• [Stated problem]:
Return each line holding the string "overplot".

• [Available records]:
--- START ---
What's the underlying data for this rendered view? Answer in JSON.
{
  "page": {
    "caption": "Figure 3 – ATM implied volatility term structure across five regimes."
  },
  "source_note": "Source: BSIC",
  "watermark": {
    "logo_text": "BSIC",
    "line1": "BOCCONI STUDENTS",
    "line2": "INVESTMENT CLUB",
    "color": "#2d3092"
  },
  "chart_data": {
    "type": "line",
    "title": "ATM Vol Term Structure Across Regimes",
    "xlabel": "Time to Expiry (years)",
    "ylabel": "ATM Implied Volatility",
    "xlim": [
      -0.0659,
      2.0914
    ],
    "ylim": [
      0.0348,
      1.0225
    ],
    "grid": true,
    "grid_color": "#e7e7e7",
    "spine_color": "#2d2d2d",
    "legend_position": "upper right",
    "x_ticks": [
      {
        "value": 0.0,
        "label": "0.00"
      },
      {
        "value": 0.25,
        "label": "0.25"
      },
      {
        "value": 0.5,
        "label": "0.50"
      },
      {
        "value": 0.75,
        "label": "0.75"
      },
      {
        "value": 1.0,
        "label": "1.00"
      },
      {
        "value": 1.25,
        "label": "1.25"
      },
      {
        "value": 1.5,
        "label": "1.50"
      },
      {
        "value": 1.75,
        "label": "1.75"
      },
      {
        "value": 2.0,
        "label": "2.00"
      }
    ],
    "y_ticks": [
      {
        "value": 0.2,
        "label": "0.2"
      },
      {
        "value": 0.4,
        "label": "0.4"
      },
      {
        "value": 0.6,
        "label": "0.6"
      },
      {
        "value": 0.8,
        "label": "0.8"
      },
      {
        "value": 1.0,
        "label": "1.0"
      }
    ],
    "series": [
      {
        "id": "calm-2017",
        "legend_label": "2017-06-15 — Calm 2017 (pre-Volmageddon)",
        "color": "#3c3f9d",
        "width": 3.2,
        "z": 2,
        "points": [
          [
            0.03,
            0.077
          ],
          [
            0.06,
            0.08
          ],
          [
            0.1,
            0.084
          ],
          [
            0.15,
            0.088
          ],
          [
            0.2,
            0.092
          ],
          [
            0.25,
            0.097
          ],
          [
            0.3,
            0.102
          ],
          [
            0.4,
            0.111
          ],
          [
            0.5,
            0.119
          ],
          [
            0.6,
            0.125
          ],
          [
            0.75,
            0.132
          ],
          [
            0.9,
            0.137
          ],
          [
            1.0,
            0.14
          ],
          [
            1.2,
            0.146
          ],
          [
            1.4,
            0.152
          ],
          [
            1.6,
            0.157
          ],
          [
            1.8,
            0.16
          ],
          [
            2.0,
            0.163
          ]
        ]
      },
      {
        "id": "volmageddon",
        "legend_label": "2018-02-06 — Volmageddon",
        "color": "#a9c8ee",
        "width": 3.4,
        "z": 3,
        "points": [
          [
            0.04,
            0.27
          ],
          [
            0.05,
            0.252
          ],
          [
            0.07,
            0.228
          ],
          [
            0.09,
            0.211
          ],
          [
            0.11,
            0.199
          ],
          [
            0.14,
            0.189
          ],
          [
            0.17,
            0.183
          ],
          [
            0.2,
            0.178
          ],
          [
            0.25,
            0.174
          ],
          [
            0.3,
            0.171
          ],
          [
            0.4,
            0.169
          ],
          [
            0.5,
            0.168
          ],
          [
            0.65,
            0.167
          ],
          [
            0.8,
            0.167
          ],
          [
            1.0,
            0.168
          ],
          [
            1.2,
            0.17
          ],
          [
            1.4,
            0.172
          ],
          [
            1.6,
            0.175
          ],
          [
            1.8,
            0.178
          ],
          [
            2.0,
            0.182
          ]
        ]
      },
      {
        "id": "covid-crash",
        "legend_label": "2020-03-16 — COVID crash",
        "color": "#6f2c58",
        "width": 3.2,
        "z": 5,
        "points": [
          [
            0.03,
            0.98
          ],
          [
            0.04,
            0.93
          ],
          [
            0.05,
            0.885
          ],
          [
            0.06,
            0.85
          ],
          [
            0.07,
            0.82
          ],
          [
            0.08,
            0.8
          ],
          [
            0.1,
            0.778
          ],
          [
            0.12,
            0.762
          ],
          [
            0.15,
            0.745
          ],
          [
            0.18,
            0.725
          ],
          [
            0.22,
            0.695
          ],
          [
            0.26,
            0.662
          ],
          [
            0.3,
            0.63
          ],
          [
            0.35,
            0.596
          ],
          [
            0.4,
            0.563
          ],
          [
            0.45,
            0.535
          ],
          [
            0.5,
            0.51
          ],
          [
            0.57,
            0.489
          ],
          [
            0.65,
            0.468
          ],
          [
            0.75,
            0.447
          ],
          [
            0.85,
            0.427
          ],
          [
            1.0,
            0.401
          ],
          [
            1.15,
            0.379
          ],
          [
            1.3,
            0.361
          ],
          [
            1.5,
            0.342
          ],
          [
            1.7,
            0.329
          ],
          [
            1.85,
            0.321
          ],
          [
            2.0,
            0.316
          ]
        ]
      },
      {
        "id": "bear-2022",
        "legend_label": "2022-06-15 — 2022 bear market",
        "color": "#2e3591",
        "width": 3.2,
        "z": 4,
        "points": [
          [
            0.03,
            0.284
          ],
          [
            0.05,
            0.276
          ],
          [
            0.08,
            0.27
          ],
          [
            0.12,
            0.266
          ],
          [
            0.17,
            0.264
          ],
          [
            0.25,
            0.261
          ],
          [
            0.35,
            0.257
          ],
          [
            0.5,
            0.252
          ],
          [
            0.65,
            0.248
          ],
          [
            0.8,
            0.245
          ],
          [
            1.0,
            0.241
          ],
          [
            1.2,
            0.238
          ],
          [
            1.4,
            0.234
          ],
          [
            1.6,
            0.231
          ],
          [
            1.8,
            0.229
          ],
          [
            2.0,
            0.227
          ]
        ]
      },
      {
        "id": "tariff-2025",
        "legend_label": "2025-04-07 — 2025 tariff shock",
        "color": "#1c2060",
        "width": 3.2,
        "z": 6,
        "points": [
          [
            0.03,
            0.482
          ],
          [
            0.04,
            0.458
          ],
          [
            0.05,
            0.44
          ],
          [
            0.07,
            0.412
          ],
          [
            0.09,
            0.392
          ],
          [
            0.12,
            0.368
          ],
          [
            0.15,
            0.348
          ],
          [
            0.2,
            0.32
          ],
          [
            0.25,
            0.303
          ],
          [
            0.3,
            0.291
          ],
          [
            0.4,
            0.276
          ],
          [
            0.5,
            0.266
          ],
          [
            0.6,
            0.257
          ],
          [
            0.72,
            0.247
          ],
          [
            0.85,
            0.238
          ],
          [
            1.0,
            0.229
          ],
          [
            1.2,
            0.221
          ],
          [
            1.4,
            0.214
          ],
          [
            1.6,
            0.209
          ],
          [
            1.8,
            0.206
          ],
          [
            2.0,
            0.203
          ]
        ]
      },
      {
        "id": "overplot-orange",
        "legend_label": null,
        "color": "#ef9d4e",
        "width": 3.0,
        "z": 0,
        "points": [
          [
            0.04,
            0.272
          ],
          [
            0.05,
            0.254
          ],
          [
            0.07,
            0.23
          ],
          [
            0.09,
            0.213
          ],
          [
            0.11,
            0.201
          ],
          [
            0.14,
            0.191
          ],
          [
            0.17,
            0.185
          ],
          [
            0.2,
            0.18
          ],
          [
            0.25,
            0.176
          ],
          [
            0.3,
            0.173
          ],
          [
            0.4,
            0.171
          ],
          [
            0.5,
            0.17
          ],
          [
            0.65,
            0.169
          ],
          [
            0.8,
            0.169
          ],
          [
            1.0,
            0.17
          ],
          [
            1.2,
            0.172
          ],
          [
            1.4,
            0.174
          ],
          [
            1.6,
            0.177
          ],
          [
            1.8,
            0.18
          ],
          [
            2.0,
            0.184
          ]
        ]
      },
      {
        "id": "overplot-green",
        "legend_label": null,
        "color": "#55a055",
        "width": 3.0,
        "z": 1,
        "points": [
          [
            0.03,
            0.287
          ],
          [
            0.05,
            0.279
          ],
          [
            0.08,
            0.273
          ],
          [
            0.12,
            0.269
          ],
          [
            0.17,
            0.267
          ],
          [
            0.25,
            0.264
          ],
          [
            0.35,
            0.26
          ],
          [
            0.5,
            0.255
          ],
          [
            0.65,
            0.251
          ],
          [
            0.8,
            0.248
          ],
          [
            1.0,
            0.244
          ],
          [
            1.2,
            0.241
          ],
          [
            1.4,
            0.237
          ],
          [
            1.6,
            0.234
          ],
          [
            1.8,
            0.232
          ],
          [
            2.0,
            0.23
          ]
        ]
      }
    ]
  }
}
--- END ---
• [Solution below]:
        "id": "overplot-orange",
        "id": "overplot-green",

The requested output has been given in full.